> **Written problem**: Look for the string "Tomatensaus" and copy every line that has it.

══════════

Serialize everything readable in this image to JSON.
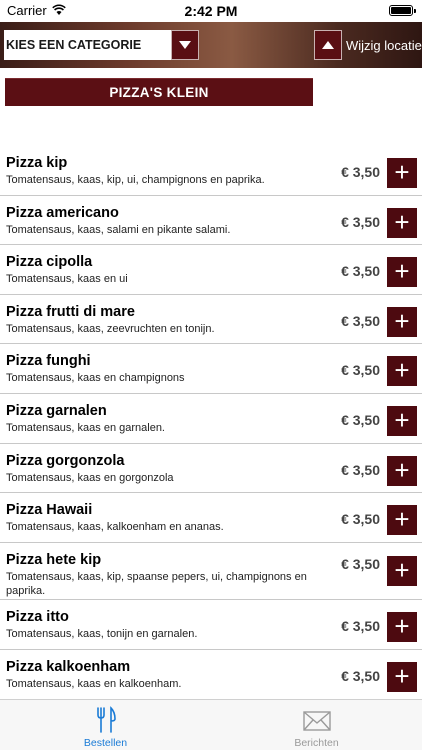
{
  "status_bar": {
    "carrier": "Carrier",
    "time": "2:42 PM",
    "battery_level": 1.0
  },
  "header": {
    "category_select": "KIES EEN CATEGORIE",
    "location_button": "Wijzig locatie"
  },
  "section_title": "PIZZA'S KLEIN",
  "items": [
    {
      "name": "Pizza kip",
      "desc": "Tomatensaus, kaas, kip, ui, champignons en paprika.",
      "price": "€ 3,50",
      "add": "+"
    },
    {
      "name": "Pizza americano",
      "desc": "Tomatensaus, kaas, salami en pikante salami.",
      "price": "€ 3,50",
      "add": "+"
    },
    {
      "name": "Pizza cipolla",
      "desc": "Tomatensaus, kaas en ui",
      "price": "€ 3,50",
      "add": "+"
    },
    {
      "name": "Pizza frutti di mare",
      "desc": "Tomatensaus, kaas, zeevruchten en tonijn.",
      "price": "€ 3,50",
      "add": "+"
    },
    {
      "name": "Pizza funghi",
      "desc": "Tomatensaus, kaas en champignons",
      "price": "€ 3,50",
      "add": "+"
    },
    {
      "name": "Pizza garnalen",
      "desc": "Tomatensaus, kaas en garnalen.",
      "price": "€ 3,50",
      "add": "+"
    },
    {
      "name": "Pizza gorgonzola",
      "desc": "Tomatensaus, kaas en gorgonzola",
      "price": "€ 3,50",
      "add": "+"
    },
    {
      "name": "Pizza Hawaii",
      "desc": "Tomatensaus, kaas, kalkoenham en ananas.",
      "price": "€ 3,50",
      "add": "+"
    },
    {
      "name": "Pizza hete kip",
      "desc": "Tomatensaus, kaas, kip, spaanse pepers, ui, champignons en paprika.",
      "price": "€ 3,50",
      "add": "+"
    },
    {
      "name": "Pizza itto",
      "desc": "Tomatensaus, kaas, tonijn en garnalen.",
      "price": "€ 3,50",
      "add": "+"
    },
    {
      "name": "Pizza kalkoenham",
      "desc": "Tomatensaus, kaas en kalkoenham.",
      "price": "€ 3,50",
      "add": "+"
    }
  ],
  "tabs": [
    {
      "label": "Bestellen",
      "icon": "fork-knife-icon",
      "active": true
    },
    {
      "label": "Berichten",
      "icon": "envelope-icon",
      "active": false
    }
  ],
  "colors": {
    "accent": "#5b0f14",
    "tab_active": "#1a7bd6",
    "tab_inactive": "#9a9a9a"
  }
}
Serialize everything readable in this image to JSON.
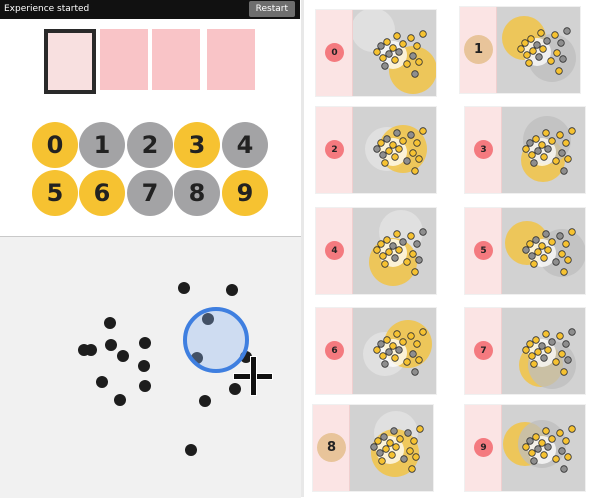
{
  "topbar": {
    "status": "Experience started",
    "restart_label": "Restart"
  },
  "slots": {
    "count": 4,
    "selected_index": 0
  },
  "digits": [
    {
      "label": "0",
      "color": "yellow"
    },
    {
      "label": "1",
      "color": "gray"
    },
    {
      "label": "2",
      "color": "gray"
    },
    {
      "label": "3",
      "color": "yellow"
    },
    {
      "label": "4",
      "color": "gray"
    },
    {
      "label": "5",
      "color": "yellow"
    },
    {
      "label": "6",
      "color": "yellow"
    },
    {
      "label": "7",
      "color": "gray"
    },
    {
      "label": "8",
      "color": "gray"
    },
    {
      "label": "9",
      "color": "yellow"
    }
  ],
  "panels": [
    {
      "label": "0",
      "highlight": false
    },
    {
      "label": "1",
      "highlight": true
    },
    {
      "label": "2",
      "highlight": false
    },
    {
      "label": "3",
      "highlight": false
    },
    {
      "label": "4",
      "highlight": false
    },
    {
      "label": "5",
      "highlight": false
    },
    {
      "label": "6",
      "highlight": false
    },
    {
      "label": "7",
      "highlight": false
    },
    {
      "label": "8",
      "highlight": true
    },
    {
      "label": "9",
      "highlight": false
    }
  ],
  "colors": {
    "yellow": "#f6c231",
    "gray": "#a3a3a5",
    "pink": "#f9c4c7",
    "badge": "#f47a7f",
    "cursor_ring": "#3f7fe0"
  },
  "cursor": {
    "icon": "crosshair-icon"
  }
}
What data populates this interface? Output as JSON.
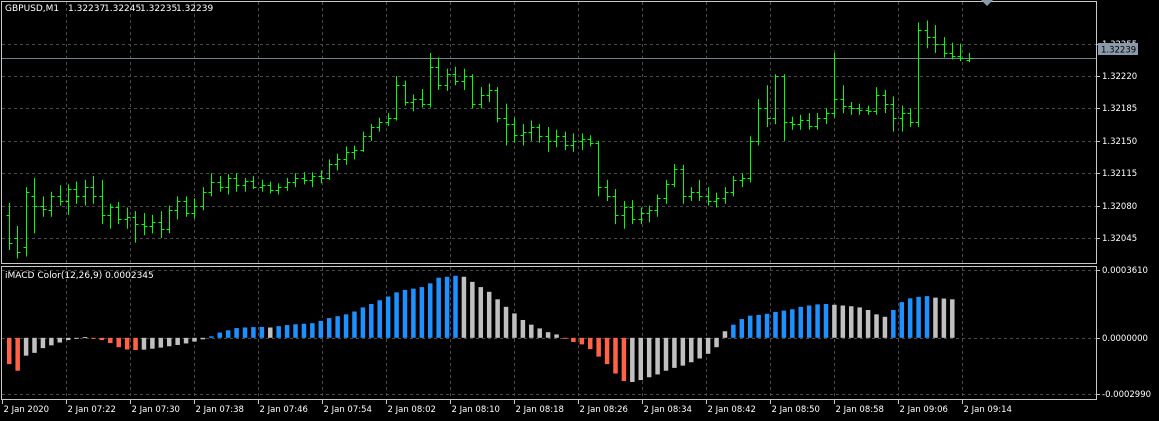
{
  "symbol_info": {
    "symbol": "GBPUSD,M1",
    "open": "1.32237",
    "high": "1.32245",
    "low": "1.32235",
    "close": "1.32239"
  },
  "current_price_label": "1.32239",
  "indicator_label": "iMACD Color(12,26,9) 0.0002345",
  "price_axis_labels": [
    "1.32255",
    "1.32220",
    "1.32185",
    "1.32150",
    "1.32115",
    "1.32080",
    "1.32045"
  ],
  "macd_axis_labels": [
    "0.0003610",
    "0.0000000",
    "-0.0002990"
  ],
  "time_labels": [
    "2 Jan 2020",
    "2 Jan 07:22",
    "2 Jan 07:30",
    "2 Jan 07:38",
    "2 Jan 07:46",
    "2 Jan 07:54",
    "2 Jan 08:02",
    "2 Jan 08:10",
    "2 Jan 08:18",
    "2 Jan 08:26",
    "2 Jan 08:34",
    "2 Jan 08:42",
    "2 Jan 08:50",
    "2 Jan 08:58",
    "2 Jan 09:06",
    "2 Jan 09:14"
  ],
  "colors": {
    "background": "#000000",
    "bar": "#00ff00",
    "grid": "#4a4a4a",
    "price_line": "#70808f",
    "macd_up": "#1e90ff",
    "macd_down": "#c0c0c0",
    "macd_neg_falling": "#ff6347",
    "axis_text": "#ffffff"
  },
  "chart_data": [
    {
      "type": "ohlc",
      "title": "GBPUSD,M1",
      "ylim": [
        1.32018,
        1.323
      ],
      "current_price": 1.32239,
      "bars": [
        [
          1.3207,
          1.32083,
          1.32032,
          1.3204
        ],
        [
          1.32045,
          1.32058,
          1.32023,
          1.3203
        ],
        [
          1.32035,
          1.321,
          1.32025,
          1.32095
        ],
        [
          1.3209,
          1.3211,
          1.3205,
          1.3208
        ],
        [
          1.3208,
          1.3209,
          1.32068,
          1.32076
        ],
        [
          1.32075,
          1.32095,
          1.32068,
          1.3209
        ],
        [
          1.3209,
          1.32102,
          1.3208,
          1.32085
        ],
        [
          1.32085,
          1.32103,
          1.3207,
          1.32098
        ],
        [
          1.32098,
          1.32106,
          1.32082,
          1.3209
        ],
        [
          1.3209,
          1.32108,
          1.3208,
          1.321
        ],
        [
          1.321,
          1.32112,
          1.32082,
          1.3209
        ],
        [
          1.3209,
          1.32108,
          1.3206,
          1.3207
        ],
        [
          1.3207,
          1.32082,
          1.32055,
          1.32078
        ],
        [
          1.32078,
          1.32084,
          1.3206,
          1.32065
        ],
        [
          1.32065,
          1.32078,
          1.32055,
          1.32068
        ],
        [
          1.32068,
          1.32074,
          1.3204,
          1.3206
        ],
        [
          1.3206,
          1.32072,
          1.32048,
          1.32058
        ],
        [
          1.32058,
          1.3207,
          1.3205,
          1.32062
        ],
        [
          1.32062,
          1.32074,
          1.32045,
          1.32055
        ],
        [
          1.32055,
          1.3208,
          1.3205,
          1.32075
        ],
        [
          1.32075,
          1.3209,
          1.32065,
          1.32085
        ],
        [
          1.32085,
          1.3209,
          1.32068,
          1.32072
        ],
        [
          1.32072,
          1.32088,
          1.32066,
          1.3208
        ],
        [
          1.3208,
          1.321,
          1.32075,
          1.32095
        ],
        [
          1.32095,
          1.32115,
          1.3209,
          1.32105
        ],
        [
          1.32105,
          1.32112,
          1.32095,
          1.321
        ],
        [
          1.321,
          1.32114,
          1.32092,
          1.3211
        ],
        [
          1.3211,
          1.32115,
          1.32095,
          1.32102
        ],
        [
          1.32102,
          1.3211,
          1.32095,
          1.32107
        ],
        [
          1.32107,
          1.32112,
          1.32098,
          1.321
        ],
        [
          1.321,
          1.32108,
          1.32095,
          1.32102
        ],
        [
          1.32102,
          1.32106,
          1.32093,
          1.32097
        ],
        [
          1.32097,
          1.32104,
          1.32092,
          1.321
        ],
        [
          1.321,
          1.3211,
          1.32096,
          1.32105
        ],
        [
          1.32105,
          1.32115,
          1.321,
          1.3211
        ],
        [
          1.3211,
          1.32116,
          1.32103,
          1.32108
        ],
        [
          1.32108,
          1.32116,
          1.321,
          1.32112
        ],
        [
          1.32112,
          1.32118,
          1.32104,
          1.3211
        ],
        [
          1.3211,
          1.3213,
          1.32108,
          1.32125
        ],
        [
          1.32125,
          1.32136,
          1.32118,
          1.3213
        ],
        [
          1.3213,
          1.32144,
          1.32124,
          1.32138
        ],
        [
          1.32138,
          1.32145,
          1.3213,
          1.3214
        ],
        [
          1.3214,
          1.3216,
          1.32138,
          1.32155
        ],
        [
          1.32155,
          1.32168,
          1.3215,
          1.32165
        ],
        [
          1.32165,
          1.32175,
          1.3216,
          1.3217
        ],
        [
          1.3217,
          1.3218,
          1.32166,
          1.32175
        ],
        [
          1.32175,
          1.3222,
          1.32172,
          1.3221
        ],
        [
          1.3221,
          1.32215,
          1.32188,
          1.32192
        ],
        [
          1.32192,
          1.322,
          1.32182,
          1.32195
        ],
        [
          1.32195,
          1.32206,
          1.32186,
          1.3219
        ],
        [
          1.3219,
          1.32245,
          1.32186,
          1.3223
        ],
        [
          1.3223,
          1.3224,
          1.32205,
          1.3221
        ],
        [
          1.3221,
          1.32228,
          1.32204,
          1.32222
        ],
        [
          1.32222,
          1.3223,
          1.3221,
          1.32215
        ],
        [
          1.32215,
          1.32228,
          1.32205,
          1.3222
        ],
        [
          1.3222,
          1.32222,
          1.32185,
          1.3219
        ],
        [
          1.3219,
          1.32208,
          1.32185,
          1.322
        ],
        [
          1.322,
          1.32212,
          1.32192,
          1.32205
        ],
        [
          1.32205,
          1.32208,
          1.3217,
          1.32175
        ],
        [
          1.32175,
          1.3219,
          1.32145,
          1.32168
        ],
        [
          1.32168,
          1.32175,
          1.32148,
          1.32156
        ],
        [
          1.32156,
          1.32168,
          1.32145,
          1.3216
        ],
        [
          1.3216,
          1.32172,
          1.3215,
          1.32165
        ],
        [
          1.32165,
          1.32168,
          1.32148,
          1.32155
        ],
        [
          1.32155,
          1.32165,
          1.32138,
          1.3215
        ],
        [
          1.3215,
          1.32162,
          1.32143,
          1.32155
        ],
        [
          1.32155,
          1.3216,
          1.3214,
          1.32145
        ],
        [
          1.32145,
          1.32158,
          1.32138,
          1.3215
        ],
        [
          1.3215,
          1.32158,
          1.3214,
          1.32152
        ],
        [
          1.32152,
          1.32156,
          1.32144,
          1.32148
        ],
        [
          1.32148,
          1.3215,
          1.3209,
          1.321
        ],
        [
          1.321,
          1.32108,
          1.32085,
          1.3209
        ],
        [
          1.3209,
          1.32098,
          1.3206,
          1.3207
        ],
        [
          1.3207,
          1.32085,
          1.32055,
          1.32078
        ],
        [
          1.32078,
          1.32086,
          1.3206,
          1.32065
        ],
        [
          1.32065,
          1.32078,
          1.3206,
          1.32072
        ],
        [
          1.32072,
          1.3208,
          1.32062,
          1.32075
        ],
        [
          1.32075,
          1.32092,
          1.32068,
          1.32088
        ],
        [
          1.32088,
          1.32108,
          1.32082,
          1.32103
        ],
        [
          1.32103,
          1.32125,
          1.321,
          1.3212
        ],
        [
          1.3212,
          1.32124,
          1.32082,
          1.3209
        ],
        [
          1.3209,
          1.321,
          1.32085,
          1.32095
        ],
        [
          1.32095,
          1.32108,
          1.32085,
          1.3209
        ],
        [
          1.3209,
          1.321,
          1.3208,
          1.32085
        ],
        [
          1.32085,
          1.32094,
          1.32078,
          1.32088
        ],
        [
          1.32088,
          1.321,
          1.32082,
          1.32095
        ],
        [
          1.32095,
          1.32112,
          1.3209,
          1.32108
        ],
        [
          1.32108,
          1.32115,
          1.321,
          1.3211
        ],
        [
          1.3211,
          1.32155,
          1.32105,
          1.3215
        ],
        [
          1.3215,
          1.32195,
          1.32145,
          1.32185
        ],
        [
          1.32185,
          1.3221,
          1.32165,
          1.32175
        ],
        [
          1.32175,
          1.32222,
          1.32168,
          1.3222
        ],
        [
          1.3222,
          1.32222,
          1.3215,
          1.3217
        ],
        [
          1.3217,
          1.32176,
          1.32162,
          1.32168
        ],
        [
          1.32168,
          1.32178,
          1.32162,
          1.32172
        ],
        [
          1.32172,
          1.3218,
          1.32162,
          1.32166
        ],
        [
          1.32166,
          1.3218,
          1.32162,
          1.32175
        ],
        [
          1.32175,
          1.32185,
          1.32168,
          1.3218
        ],
        [
          1.3218,
          1.32245,
          1.32175,
          1.32195
        ],
        [
          1.32195,
          1.3221,
          1.3218,
          1.32188
        ],
        [
          1.32188,
          1.32192,
          1.32178,
          1.32185
        ],
        [
          1.32185,
          1.3219,
          1.32178,
          1.32183
        ],
        [
          1.32183,
          1.32188,
          1.32178,
          1.32182
        ],
        [
          1.32182,
          1.32208,
          1.32178,
          1.322
        ],
        [
          1.322,
          1.32205,
          1.3218,
          1.3219
        ],
        [
          1.3219,
          1.32198,
          1.3216,
          1.32175
        ],
        [
          1.32175,
          1.32188,
          1.3216,
          1.3218
        ],
        [
          1.3218,
          1.32185,
          1.32165,
          1.3217
        ],
        [
          1.3217,
          1.32278,
          1.32165,
          1.3227
        ],
        [
          1.3227,
          1.3228,
          1.3225,
          1.32262
        ],
        [
          1.32262,
          1.32275,
          1.32245,
          1.32255
        ],
        [
          1.32255,
          1.32262,
          1.3224,
          1.32245
        ],
        [
          1.32245,
          1.32256,
          1.32238,
          1.32242
        ],
        [
          1.32242,
          1.32255,
          1.32236,
          1.3224
        ],
        [
          1.32237,
          1.32245,
          1.32235,
          1.32239
        ]
      ]
    },
    {
      "type": "bar",
      "title": "iMACD Color(12,26,9)",
      "ylim": [
        -0.000299,
        0.000361
      ],
      "yticks": [
        0.000361,
        0.0,
        -0.000299
      ],
      "bars": [
        [
          -0.00014,
          "r"
        ],
        [
          -0.000175,
          "r"
        ],
        [
          -9.5e-05,
          "g"
        ],
        [
          -8e-05,
          "g"
        ],
        [
          -5.5e-05,
          "g"
        ],
        [
          -4e-05,
          "g"
        ],
        [
          -2.5e-05,
          "g"
        ],
        [
          -1.2e-05,
          "g"
        ],
        [
          -5e-06,
          "g"
        ],
        [
          4e-06,
          "g"
        ],
        [
          -3e-06,
          "r"
        ],
        [
          -1.2e-05,
          "r"
        ],
        [
          -2.8e-05,
          "r"
        ],
        [
          -5e-05,
          "r"
        ],
        [
          -6.2e-05,
          "r"
        ],
        [
          -6.5e-05,
          "r"
        ],
        [
          -6.3e-05,
          "g"
        ],
        [
          -5.8e-05,
          "g"
        ],
        [
          -5.2e-05,
          "g"
        ],
        [
          -4.5e-05,
          "g"
        ],
        [
          -3.8e-05,
          "g"
        ],
        [
          -3e-05,
          "g"
        ],
        [
          -2e-05,
          "g"
        ],
        [
          -8e-06,
          "g"
        ],
        [
          8e-06,
          "b"
        ],
        [
          2.8e-05,
          "b"
        ],
        [
          4e-05,
          "b"
        ],
        [
          5.2e-05,
          "b"
        ],
        [
          5.5e-05,
          "b"
        ],
        [
          5.7e-05,
          "b"
        ],
        [
          5.8e-05,
          "b"
        ],
        [
          5.5e-05,
          "g"
        ],
        [
          6.2e-05,
          "b"
        ],
        [
          6.8e-05,
          "b"
        ],
        [
          7.2e-05,
          "b"
        ],
        [
          7.5e-05,
          "b"
        ],
        [
          7.8e-05,
          "b"
        ],
        [
          9e-05,
          "b"
        ],
        [
          0.000105,
          "b"
        ],
        [
          0.000115,
          "b"
        ],
        [
          0.000125,
          "b"
        ],
        [
          0.00014,
          "b"
        ],
        [
          0.000162,
          "b"
        ],
        [
          0.00018,
          "b"
        ],
        [
          0.0002,
          "b"
        ],
        [
          0.00022,
          "b"
        ],
        [
          0.000242,
          "b"
        ],
        [
          0.000255,
          "b"
        ],
        [
          0.000262,
          "b"
        ],
        [
          0.00027,
          "b"
        ],
        [
          0.00029,
          "b"
        ],
        [
          0.00032,
          "b"
        ],
        [
          0.000325,
          "b"
        ],
        [
          0.00033,
          "b"
        ],
        [
          0.000325,
          "g"
        ],
        [
          0.000298,
          "g"
        ],
        [
          0.00027,
          "g"
        ],
        [
          0.000245,
          "g"
        ],
        [
          0.000205,
          "g"
        ],
        [
          0.000165,
          "g"
        ],
        [
          0.00013,
          "g"
        ],
        [
          9.5e-05,
          "g"
        ],
        [
          7e-05,
          "g"
        ],
        [
          5e-05,
          "g"
        ],
        [
          3e-05,
          "g"
        ],
        [
          1.8e-05,
          "g"
        ],
        [
          -5e-06,
          "r"
        ],
        [
          -2.2e-05,
          "r"
        ],
        [
          -3.5e-05,
          "r"
        ],
        [
          -6e-05,
          "r"
        ],
        [
          -0.0001,
          "r"
        ],
        [
          -0.00014,
          "r"
        ],
        [
          -0.00019,
          "r"
        ],
        [
          -0.00023,
          "r"
        ],
        [
          -0.000235,
          "g"
        ],
        [
          -0.000225,
          "g"
        ],
        [
          -0.00021,
          "g"
        ],
        [
          -0.000195,
          "g"
        ],
        [
          -0.000175,
          "g"
        ],
        [
          -0.00016,
          "g"
        ],
        [
          -0.000148,
          "g"
        ],
        [
          -0.00013,
          "g"
        ],
        [
          -0.00011,
          "g"
        ],
        [
          -8.5e-05,
          "g"
        ],
        [
          -5e-05,
          "g"
        ],
        [
          3.5e-05,
          "g"
        ],
        [
          7e-05,
          "b"
        ],
        [
          0.0001,
          "b"
        ],
        [
          0.000118,
          "b"
        ],
        [
          0.000122,
          "b"
        ],
        [
          0.000128,
          "b"
        ],
        [
          0.000138,
          "b"
        ],
        [
          0.000145,
          "b"
        ],
        [
          0.000152,
          "b"
        ],
        [
          0.000165,
          "b"
        ],
        [
          0.000172,
          "b"
        ],
        [
          0.000178,
          "b"
        ],
        [
          0.00018,
          "b"
        ],
        [
          0.000176,
          "g"
        ],
        [
          0.000172,
          "g"
        ],
        [
          0.000168,
          "g"
        ],
        [
          0.000162,
          "g"
        ],
        [
          0.000148,
          "g"
        ],
        [
          0.000125,
          "g"
        ],
        [
          0.000112,
          "g"
        ],
        [
          0.000148,
          "b"
        ],
        [
          0.00019,
          "b"
        ],
        [
          0.00021,
          "b"
        ],
        [
          0.000218,
          "b"
        ],
        [
          0.000222,
          "b"
        ],
        [
          0.000214,
          "g"
        ],
        [
          0.000209,
          "g"
        ],
        [
          0.000205,
          "g"
        ]
      ]
    }
  ]
}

══════════

> **Task response**:
      "desc": "Tomatensaus, kaas, kip, ui, champignons en paprika.",
      "desc": "Tomatensaus, kaas, salami en pikante salami.",
      "desc": "Tomatensaus, kaas en ui",
      "desc": "Tomatensaus, kaas, zeevruchten en tonijn.",
      "desc": "Tomatensaus, kaas en champignons",
      "desc": "Tomatensaus, kaas en garnalen.",
      "desc": "Tomatensaus, kaas en gorgonzola",
      "desc": "Tomatensaus, kaas, kalkoenham en ananas.",
      "desc": "Tomatensaus, kaas, kip, spaanse pepers, ui, champignons en paprika.",
      "desc": "Tomatensaus, kaas, tonijn en garnalen.",
      "desc": "Tomatensaus, kaas en kalkoenham.",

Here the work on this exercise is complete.